[TAREA] Enumera todo aquello en lo que, según el artículo sobre el gasto municipal en fiestas, los ayuntamientos no pueden gastar mientras haya familias sin recursos haciendo cola en los servicios sociales.

[FRAGMENTO DEL DOCUMENTO]
──────────────────────────────

Dice un dicho anónimo: “La vida son tres días, dos de fiesta y uno de resaca”. Con la que está cayendo, es obvio que estamos en el momento de resaca. Los ayuntamientos ya han vivido la fiesta de los ingresos provenientes principalmente de las licencias de construcción y ahora les toca vivir la resaca de ese dispendio. Digerir el empacho de unos gastos que hoy se hacen irresistibles. Y es que hace sólo cuatro años el pago de los sueldos de asesores y externos [y hablo en plural] era tan fácil de cubrir como celebrar grandes fiestas para contentar a todo el municipio. El dinero fluía mientras las empresas encargadas de estos festejos brindaban con champán [del caro] viendo engordar sus sacas.

Pero los tiempos han cambiado. La crisis se ha adueñado del país y ahora las corporaciones locales están down en ingresos. Tienen el cinturón tan apretado que algunas no aguantan ya ni la respiración. Vamos, que es impensable un Carnaval de tres millones de euros como aquel de Rafael Amargo, ¿recuerdan?, donde sólo el director, o sea él, se llevó 200.000 euros.

La tijera llega. Y llega para todo. Los ayuntamientos, muchos arruinados, tienen que asumir que no hay dinero y que mientras haya familias sin recursos haciendo cola en los servicios sociales no pueden gastar en fiestas, verbenas y guateques. Los responsables municipales tienen la obligación de priorizar el gasto y no endeudarse hasta las trancas para organizar eventos mientras hay colas en los comedores sociales.

Los ayuntamientos no han querido ver lo que se les venía encima y han seguido con las celebraciones, aunque para ello tengan que tirar del crédito. Deudas que a su vez tienen agarrotado al empresario que, al no cobrar o cobrar tarde, se ha visto obligado a despedir a su gente. Y es que ya no es una cuestión de ética o moral, sino de buena gestión. Tiene razón el alcalde de Candelaria al pedir apoyo para la fiesta de la Patrona, que es de todos los canarios, pero también tiene que entender que las prioridades del Cabildo y del Gobierno de Canarias van más allá, porque todos preferimos un recorte en fiestas que en sanidad o educación.

Lo que pasa es que hasta en los festejos se hace política. Hay un gran vivero de votos en las fiestas y, mientras se mantenga contento al pueblo, el pueblo está distraído. Como a la plebe en Roma. Así se nos puede pasar por alto que los jefes de esas corporaciones en bancarrota se reunieron en un hotel de cinco estrellas para pedir más dinero al Gobierno y atender a sus ciudadanos. Por ello sería bueno volver a los tiempos en los que la iniciativa privada se hacía cargo de las verbenas. Sin costarle un duro al ayuntamiento y a cuenta y riesgo del empresario. Porque, aunque nos pese, no estamos para fiestas.

──────────────────────────────

[FILAS MOSTRADAS]

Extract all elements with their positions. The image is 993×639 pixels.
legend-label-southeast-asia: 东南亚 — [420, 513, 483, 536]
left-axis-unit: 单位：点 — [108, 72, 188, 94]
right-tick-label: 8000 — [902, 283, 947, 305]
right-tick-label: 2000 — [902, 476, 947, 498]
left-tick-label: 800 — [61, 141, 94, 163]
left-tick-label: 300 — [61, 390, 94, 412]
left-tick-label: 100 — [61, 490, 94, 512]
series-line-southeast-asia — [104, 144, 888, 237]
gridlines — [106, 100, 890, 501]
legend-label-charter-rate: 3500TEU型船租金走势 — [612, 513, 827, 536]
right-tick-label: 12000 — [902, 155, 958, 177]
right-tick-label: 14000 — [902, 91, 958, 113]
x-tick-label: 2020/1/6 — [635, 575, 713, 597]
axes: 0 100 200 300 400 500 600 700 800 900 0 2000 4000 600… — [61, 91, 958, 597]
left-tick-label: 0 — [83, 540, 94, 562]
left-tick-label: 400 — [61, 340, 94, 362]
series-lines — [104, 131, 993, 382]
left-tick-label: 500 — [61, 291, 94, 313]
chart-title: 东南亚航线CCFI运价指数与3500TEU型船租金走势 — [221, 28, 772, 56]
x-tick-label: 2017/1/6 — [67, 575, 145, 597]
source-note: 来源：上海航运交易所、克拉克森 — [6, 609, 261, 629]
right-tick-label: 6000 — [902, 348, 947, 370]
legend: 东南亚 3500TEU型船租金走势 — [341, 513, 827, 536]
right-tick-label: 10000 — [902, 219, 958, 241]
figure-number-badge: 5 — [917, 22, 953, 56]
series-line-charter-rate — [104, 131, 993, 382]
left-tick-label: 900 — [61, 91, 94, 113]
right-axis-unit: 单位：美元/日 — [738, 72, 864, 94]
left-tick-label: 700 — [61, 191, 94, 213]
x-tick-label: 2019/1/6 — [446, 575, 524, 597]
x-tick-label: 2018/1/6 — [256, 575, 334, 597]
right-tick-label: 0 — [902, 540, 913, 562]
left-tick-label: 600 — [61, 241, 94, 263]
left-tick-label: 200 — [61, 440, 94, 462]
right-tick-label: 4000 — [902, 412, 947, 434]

──────────────────────────────

[RESPUESTA] Fiestas, verbenas y guateques.